▶ **Exercise aim**
Word for word, copy all the data and drop the pictures.

Stored dataset items:
Begin
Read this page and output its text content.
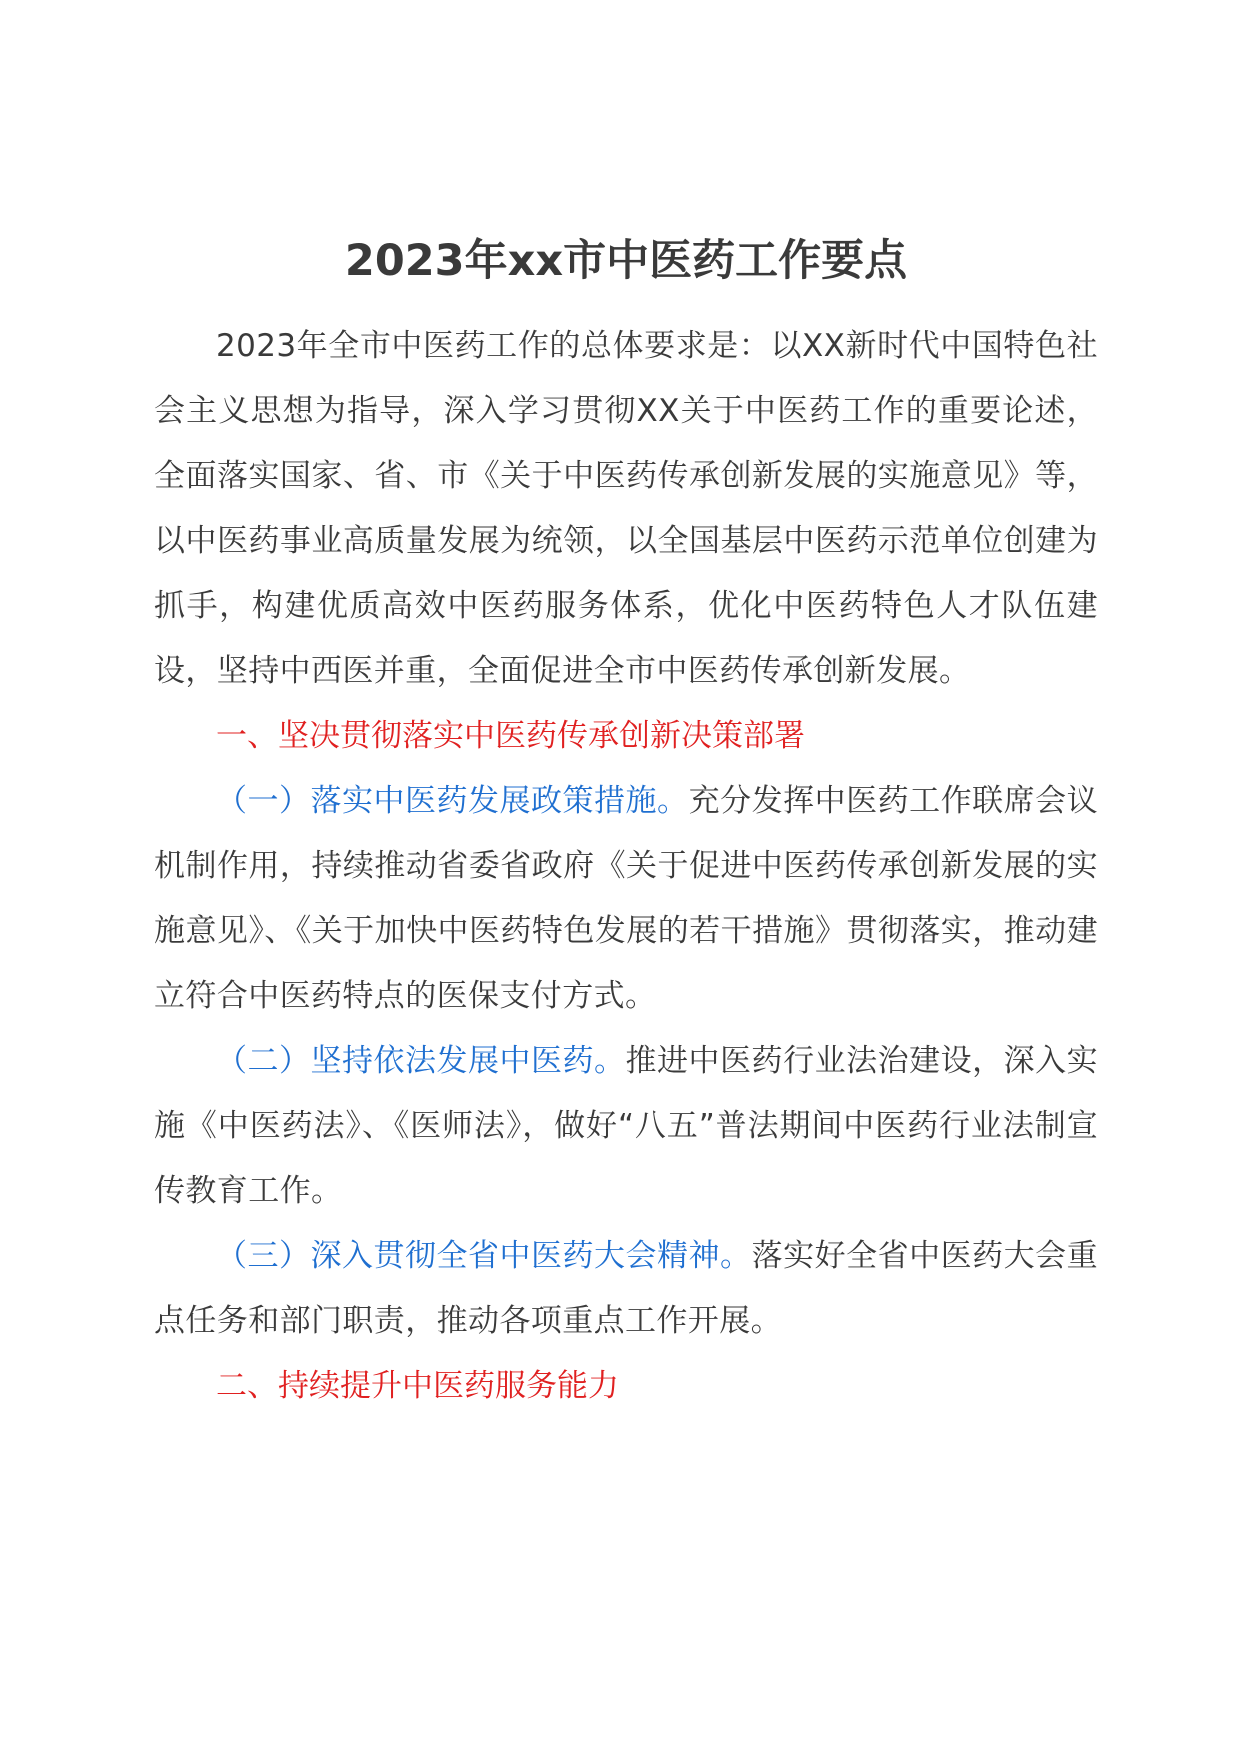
2023年xx市中医药工作要点

2023年全市中医药工作的总体要求是：以XX新时代中国特色社会主义思想为指导，深入学习贯彻XX关于中医药工作的重要论述，全面落实国家、省、市《关于中医药传承创新发展的实施意见》等，以中医药事业高质量发展为统领，以全国基层中医药示范单位创建为抓手，构建优质高效中医药服务体系，优化中医药特色人才队伍建设，坚持中西医并重，全面促进全市中医药传承创新发展。

一、坚决贯彻落实中医药传承创新决策部署

（一）落实中医药发展政策措施。充分发挥中医药工作联席会议机制作用，持续推动省委省政府《关于促进中医药传承创新发展的实施意见》、《关于加快中医药特色发展的若干措施》贯彻落实，推动建立符合中医药特点的医保支付方式。

（二）坚持依法发展中医药。推进中医药行业法治建设，深入实施《中医药法》、《医师法》，做好“八五”普法期间中医药行业法制宣传教育工作。

（三）深入贯彻全省中医药大会精神。落实好全省中医药大会重点任务和部门职责，推动各项重点工作开展。

二、持续提升中医药服务能力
End
▶ **Response**
Read this page and output its text content.
2023年xx市中医药工作要点

2023年全市中医药工作的总体要求是：以XX新时代中国特色社会主义思想为指导，深入学习贯彻XX关于中医药工作的重要论述，全面落实国家、省、市《关于中医药传承创新发展的实施意见》等，以中医药事业高质量发展为统领，以全国基层中医药示范单位创建为抓手，构建优质高效中医药服务体系，优化中医药特色人才队伍建设，坚持中西医并重，全面促进全市中医药传承创新发展。

一、坚决贯彻落实中医药传承创新决策部署

（一）落实中医药发展政策措施。充分发挥中医药工作联席会议机制作用，持续推动省委省政府《关于促进中医药传承创新发展的实施意见》、《关于加快中医药特色发展的若干措施》贯彻落实，推动建立符合中医药特点的医保支付方式。

（二）坚持依法发展中医药。推进中医药行业法治建设，深入实施《中医药法》、《医师法》，做好“八五”普法期间中医药行业法制宣传教育工作。

（三）深入贯彻全省中医药大会精神。落实好全省中医药大会重点任务和部门职责，推动各项重点工作开展。

二、持续提升中医药服务能力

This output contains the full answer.